__Task brief__: Your task is to repeat the records exactly from the line containing "Extract all readable text from this page." onward, through the final line.

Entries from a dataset
— Start —

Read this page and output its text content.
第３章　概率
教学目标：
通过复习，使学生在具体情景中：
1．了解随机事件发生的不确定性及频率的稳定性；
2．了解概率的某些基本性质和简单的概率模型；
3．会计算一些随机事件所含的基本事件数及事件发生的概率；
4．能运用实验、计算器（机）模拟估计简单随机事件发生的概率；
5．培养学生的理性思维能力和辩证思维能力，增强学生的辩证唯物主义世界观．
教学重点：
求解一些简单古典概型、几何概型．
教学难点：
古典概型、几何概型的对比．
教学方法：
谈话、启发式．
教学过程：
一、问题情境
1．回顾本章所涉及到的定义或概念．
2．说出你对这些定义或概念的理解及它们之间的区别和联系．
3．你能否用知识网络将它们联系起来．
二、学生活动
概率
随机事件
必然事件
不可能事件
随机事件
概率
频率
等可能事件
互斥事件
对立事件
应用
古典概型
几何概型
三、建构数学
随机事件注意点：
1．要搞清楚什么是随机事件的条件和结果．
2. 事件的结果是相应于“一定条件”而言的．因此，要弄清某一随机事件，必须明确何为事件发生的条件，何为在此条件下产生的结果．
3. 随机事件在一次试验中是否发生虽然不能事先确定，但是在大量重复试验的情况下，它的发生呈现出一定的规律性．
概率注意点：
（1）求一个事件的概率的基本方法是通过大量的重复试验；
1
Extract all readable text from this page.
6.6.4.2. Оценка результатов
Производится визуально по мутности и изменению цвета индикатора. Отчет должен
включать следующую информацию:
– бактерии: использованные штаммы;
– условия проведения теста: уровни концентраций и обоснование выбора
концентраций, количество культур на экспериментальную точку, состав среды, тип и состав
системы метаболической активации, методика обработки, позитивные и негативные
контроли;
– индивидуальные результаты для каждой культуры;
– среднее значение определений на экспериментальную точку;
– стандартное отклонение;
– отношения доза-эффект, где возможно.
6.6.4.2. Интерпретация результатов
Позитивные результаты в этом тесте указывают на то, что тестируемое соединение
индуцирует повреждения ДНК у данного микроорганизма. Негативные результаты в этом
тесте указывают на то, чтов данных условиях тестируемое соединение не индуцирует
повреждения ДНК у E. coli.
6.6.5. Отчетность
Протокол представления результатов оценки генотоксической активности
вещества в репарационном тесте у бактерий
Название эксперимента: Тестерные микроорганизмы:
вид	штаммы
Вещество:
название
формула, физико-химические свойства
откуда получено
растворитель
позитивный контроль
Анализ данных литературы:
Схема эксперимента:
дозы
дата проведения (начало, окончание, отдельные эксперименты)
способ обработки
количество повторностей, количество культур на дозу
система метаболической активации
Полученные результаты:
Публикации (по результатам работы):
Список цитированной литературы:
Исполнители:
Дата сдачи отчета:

— End —

__Expected output__:
Extract all readable text from this page.
6.6.4.2. Оценка результатов
Производится визуально по мутности и изменению цвета индикатора. Отчет должен
включать следующую информацию:
– бактерии: использованные штаммы;
– условия проведения теста: уровни концентраций и обоснование выбора
концентраций, количество культур на экспериментальную точку, состав среды, тип и состав
системы метаболической активации, методика обработки, позитивные и негативные
контроли;
– индивидуальные результаты для каждой культуры;
– среднее значение определений на экспериментальную точку;
– стандартное отклонение;
– отношения доза-эффект, где возможно.
6.6.4.2. Интерпретация результатов
Позитивные результаты в этом тесте указывают на то, что тестируемое соединение
индуцирует повреждения ДНК у данного микроорганизма. Негативные результаты в этом
тесте указывают на то, чтов данных условиях тестируемое соединение не индуцирует
повреждения ДНК у E. coli.
6.6.5. Отчетность
Протокол представления результатов оценки генотоксической активности
вещества в репарационном тесте у бактерий
Название эксперимента: Тестерные микроорганизмы:
вид	штаммы
Вещество:
название
формула, физико-химические свойства
откуда получено
растворитель
позитивный контроль
Анализ данных литературы:
Схема эксперимента:
дозы
дата проведения (начало, окончание, отдельные эксперименты)
способ обработки
количество повторностей, количество культур на дозу
система метаболической активации
Полученные результаты:
Публикации (по результатам работы):
Список цитированной литературы:
Исполнители:
Дата сдачи отчета:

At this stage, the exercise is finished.